SHORT EXERCISE A >>
Set down the passage of the column on the Bocas Literary Festival that runs from "Last year, my" to "benefits it brings.", reproducing it word for word.

DOCUMENT SEGMENT >>
------------------------------------
Jarrel De Matas

The NGC Bocas Literary Festival is back. From May 1 to 5, the literary centre of Port of Spain, NALIS (corner of Harts and Abercromby Streets), and the Old Fire Station Building, will be the site of our annual celebration of writers, films, and of course books. Each year the festival outgrows its previous edition. This year it promises to be even bigger and better than before.

Last year, my column on the festival focused on the economic side of things; that is, how can we refine the event in an attempt to help diversify T&T’s tourism product. In this article I want to dial things back and explore the range of benefits it brings.

You see, at its core the Bocas Lit Fest is more than just about books. Rather, it is a testament to literacy and to the sustained literary and socio-cultural development of the country. The festival provides a unique opportunity for readers to interact with their favourite writers. It also enables the exchange of ideas through its panel discussions and writers’ workshops.
------------------------------------
PROVIDED ENTRIES >>
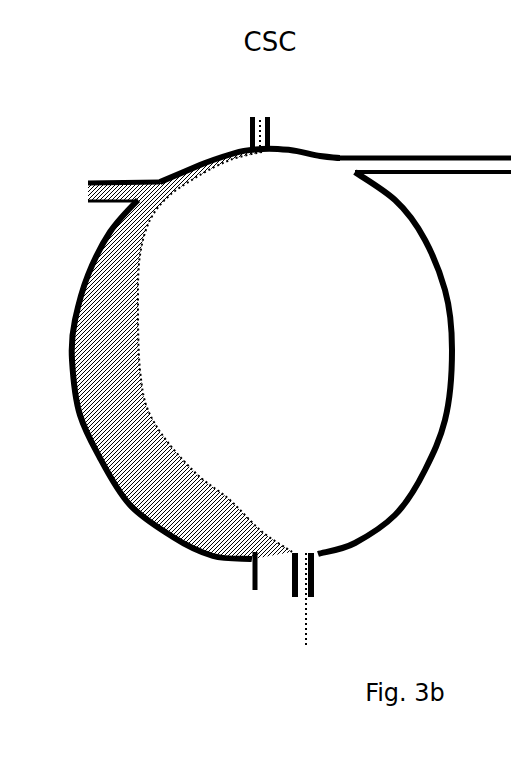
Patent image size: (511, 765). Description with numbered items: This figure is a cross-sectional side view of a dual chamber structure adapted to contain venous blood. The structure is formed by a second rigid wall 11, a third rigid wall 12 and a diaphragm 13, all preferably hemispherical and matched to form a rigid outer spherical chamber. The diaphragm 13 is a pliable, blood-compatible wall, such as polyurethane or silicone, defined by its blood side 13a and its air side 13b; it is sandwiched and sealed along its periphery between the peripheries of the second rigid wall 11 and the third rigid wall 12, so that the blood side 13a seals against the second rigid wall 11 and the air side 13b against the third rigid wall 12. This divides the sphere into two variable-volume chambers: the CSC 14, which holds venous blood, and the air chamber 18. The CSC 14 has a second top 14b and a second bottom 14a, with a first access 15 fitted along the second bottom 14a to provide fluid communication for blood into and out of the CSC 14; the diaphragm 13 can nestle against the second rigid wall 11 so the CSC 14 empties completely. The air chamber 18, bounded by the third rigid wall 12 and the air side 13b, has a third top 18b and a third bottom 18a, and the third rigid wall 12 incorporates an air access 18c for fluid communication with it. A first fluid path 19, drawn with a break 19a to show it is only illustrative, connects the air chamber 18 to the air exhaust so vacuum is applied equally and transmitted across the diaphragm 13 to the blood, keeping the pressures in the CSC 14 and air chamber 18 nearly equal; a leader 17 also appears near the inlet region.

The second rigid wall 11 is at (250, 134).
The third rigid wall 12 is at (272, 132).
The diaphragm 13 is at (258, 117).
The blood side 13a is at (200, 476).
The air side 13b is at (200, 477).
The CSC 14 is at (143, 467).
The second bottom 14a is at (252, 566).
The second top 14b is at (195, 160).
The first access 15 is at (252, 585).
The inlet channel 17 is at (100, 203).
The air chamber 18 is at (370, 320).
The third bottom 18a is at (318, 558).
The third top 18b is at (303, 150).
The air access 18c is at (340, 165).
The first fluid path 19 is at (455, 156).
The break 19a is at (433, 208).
------------------------------------
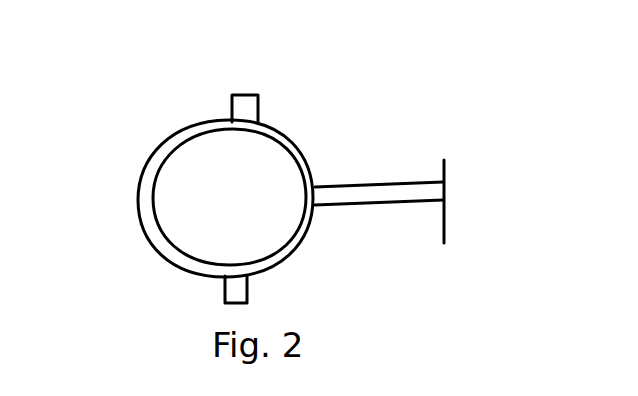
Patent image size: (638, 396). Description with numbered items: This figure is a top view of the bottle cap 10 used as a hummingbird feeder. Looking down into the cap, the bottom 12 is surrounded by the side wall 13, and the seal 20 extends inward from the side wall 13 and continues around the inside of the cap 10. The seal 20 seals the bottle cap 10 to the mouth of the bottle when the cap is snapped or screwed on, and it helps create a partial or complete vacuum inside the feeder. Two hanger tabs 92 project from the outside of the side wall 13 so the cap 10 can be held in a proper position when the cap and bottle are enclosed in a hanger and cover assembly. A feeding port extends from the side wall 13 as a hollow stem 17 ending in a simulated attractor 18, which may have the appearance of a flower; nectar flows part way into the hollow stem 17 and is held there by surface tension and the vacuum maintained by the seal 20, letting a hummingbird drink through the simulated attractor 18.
------------------------------------
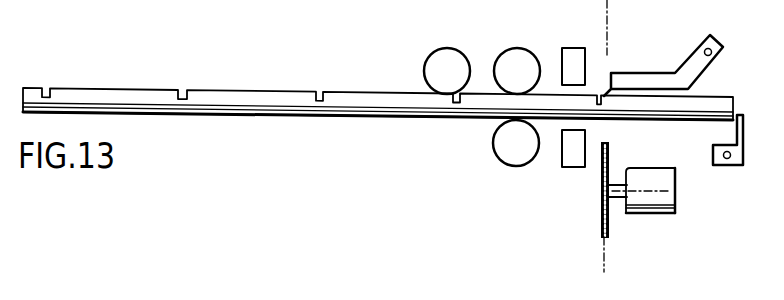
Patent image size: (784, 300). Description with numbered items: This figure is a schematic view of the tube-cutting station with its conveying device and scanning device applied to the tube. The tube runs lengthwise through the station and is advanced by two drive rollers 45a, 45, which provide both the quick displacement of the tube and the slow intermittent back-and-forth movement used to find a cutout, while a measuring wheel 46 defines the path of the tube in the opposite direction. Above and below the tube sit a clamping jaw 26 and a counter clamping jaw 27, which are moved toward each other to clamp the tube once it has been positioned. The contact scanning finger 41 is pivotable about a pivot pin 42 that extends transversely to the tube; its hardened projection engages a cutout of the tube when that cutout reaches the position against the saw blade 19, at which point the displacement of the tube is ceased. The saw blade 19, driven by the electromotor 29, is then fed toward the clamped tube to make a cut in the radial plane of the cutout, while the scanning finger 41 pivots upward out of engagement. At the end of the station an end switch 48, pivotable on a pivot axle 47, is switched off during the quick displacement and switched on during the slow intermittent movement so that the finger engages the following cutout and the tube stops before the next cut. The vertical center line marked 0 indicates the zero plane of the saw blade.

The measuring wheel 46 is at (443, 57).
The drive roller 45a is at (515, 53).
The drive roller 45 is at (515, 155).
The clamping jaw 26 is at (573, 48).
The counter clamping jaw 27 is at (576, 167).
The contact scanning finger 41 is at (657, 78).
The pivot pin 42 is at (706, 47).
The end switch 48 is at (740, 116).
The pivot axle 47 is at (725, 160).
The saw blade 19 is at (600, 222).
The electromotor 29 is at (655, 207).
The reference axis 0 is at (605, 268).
------------------------------------
SHORT EXERCISE B >>
Extract from the records, verbatim, the lines from the one containing "Patent image size: (511, 765)." to the one containing "The second rigid wall 11 is at (250, 134).", both included.

COMPLETE ANSWER A >>
Last year, my column on the festival focused on the economic side of things; that is, how can we refine the event in an attempt to help diversify T&T’s tourism product. In this article I want to dial things back and explore the range of benefits it brings.

COMPLETE ANSWER B >>
Patent image size: (511, 765). Description with numbered items: This figure is a cross-sectional side view of a dual chamber structure adapted to contain venous blood. The structure is formed by a second rigid wall 11, a third rigid wall 12 and a diaphragm 13, all preferably hemispherical and matched to form a rigid outer spherical chamber. The diaphragm 13 is a pliable, blood-compatible wall, such as polyurethane or silicone, defined by its blood side 13a and its air side 13b; it is sandwiched and sealed along its periphery between the peripheries of the second rigid wall 11 and the third rigid wall 12, so that the blood side 13a seals against the second rigid wall 11 and the air side 13b against the third rigid wall 12. This divides the sphere into two variable-volume chambers: the CSC 14, which holds venous blood, and the air chamber 18. The CSC 14 has a second top 14b and a second bottom 14a, with a first access 15 fitted along the second bottom 14a to provide fluid communication for blood into and out of the CSC 14; the diaphragm 13 can nestle against the second rigid wall 11 so the CSC 14 empties completely. The air chamber 18, bounded by the third rigid wall 12 and the air side 13b, has a third top 18b and a third bottom 18a, and the third rigid wall 12 incorporates an air access 18c for fluid communication with it. A first fluid path 19, drawn with a break 19a to show it is only illustrative, connects the air chamber 18 to the air exhaust so vacuum is applied equally and transmitted across the diaphragm 13 to the blood, keeping the pressures in the CSC 14 and air chamber 18 nearly equal; a leader 17 also appears near the inlet region.

The second rigid wall 11 is at (250, 134).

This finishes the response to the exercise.